What you have to do: Each entry must appear again exactly as it does in the source.

————

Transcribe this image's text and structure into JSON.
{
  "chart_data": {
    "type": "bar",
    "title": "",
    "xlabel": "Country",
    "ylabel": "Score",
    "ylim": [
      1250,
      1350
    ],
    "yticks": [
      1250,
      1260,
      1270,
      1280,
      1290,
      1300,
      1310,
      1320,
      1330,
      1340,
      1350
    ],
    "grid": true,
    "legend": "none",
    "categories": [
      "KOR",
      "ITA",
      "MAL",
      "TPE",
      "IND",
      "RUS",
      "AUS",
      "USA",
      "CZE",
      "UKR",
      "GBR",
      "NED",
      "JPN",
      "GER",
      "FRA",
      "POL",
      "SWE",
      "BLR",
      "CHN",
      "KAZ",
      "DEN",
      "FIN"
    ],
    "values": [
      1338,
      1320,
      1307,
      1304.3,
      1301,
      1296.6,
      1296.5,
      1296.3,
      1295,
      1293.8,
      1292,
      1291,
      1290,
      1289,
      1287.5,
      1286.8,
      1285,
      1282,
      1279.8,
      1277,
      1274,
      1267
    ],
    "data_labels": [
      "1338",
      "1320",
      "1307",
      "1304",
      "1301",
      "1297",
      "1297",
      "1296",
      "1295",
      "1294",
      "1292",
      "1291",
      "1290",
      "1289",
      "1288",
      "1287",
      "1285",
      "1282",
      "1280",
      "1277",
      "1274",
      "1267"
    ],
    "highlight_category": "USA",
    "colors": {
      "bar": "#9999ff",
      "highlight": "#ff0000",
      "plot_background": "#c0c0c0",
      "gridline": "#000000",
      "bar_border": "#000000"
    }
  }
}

————

Solution:
Transcribe this image's text and structure into JSON.
{
  "chart_data": {
    "type": "bar",
    "title": "",
    "xlabel": "Country",
    "ylabel": "Score",
    "ylim": [
      1250,
      1350
    ],
    "yticks": [
      1250,
      1260,
      1270,
      1280,
      1290,
      1300,
      1310,
      1320,
      1330,
      1340,
      1350
    ],
    "grid": true,
    "legend": "none",
    "categories": [
      "KOR",
      "ITA",
      "MAL",
      "TPE",
      "IND",
      "RUS",
      "AUS",
      "USA",
      "CZE",
      "UKR",
      "GBR",
      "NED",
      "JPN",
      "GER",
      "FRA",
      "POL",
      "SWE",
      "BLR",
      "CHN",
      "KAZ",
      "DEN",
      "FIN"
    ],
    "values": [
      1338,
      1320,
      1307,
      1304.3,
      1301,
      1296.6,
      1296.5,
      1296.3,
      1295,
      1293.8,
      1292,
      1291,
      1290,
      1289,
      1287.5,
      1286.8,
      1285,
      1282,
      1279.8,
      1277,
      1274,
      1267
    ],
    "data_labels": [
      "1338",
      "1320",
      "1307",
      "1304",
      "1301",
      "1297",
      "1297",
      "1296",
      "1295",
      "1294",
      "1292",
      "1291",
      "1290",
      "1289",
      "1288",
      "1287",
      "1285",
      "1282",
      "1280",
      "1277",
      "1274",
      "1267"
    ],
    "highlight_category": "USA",
    "colors": {
      "bar": "#9999ff",
      "highlight": "#ff0000",
      "plot_background": "#c0c0c0",
      "gridline": "#000000",
      "bar_border": "#000000"
    }
  }
}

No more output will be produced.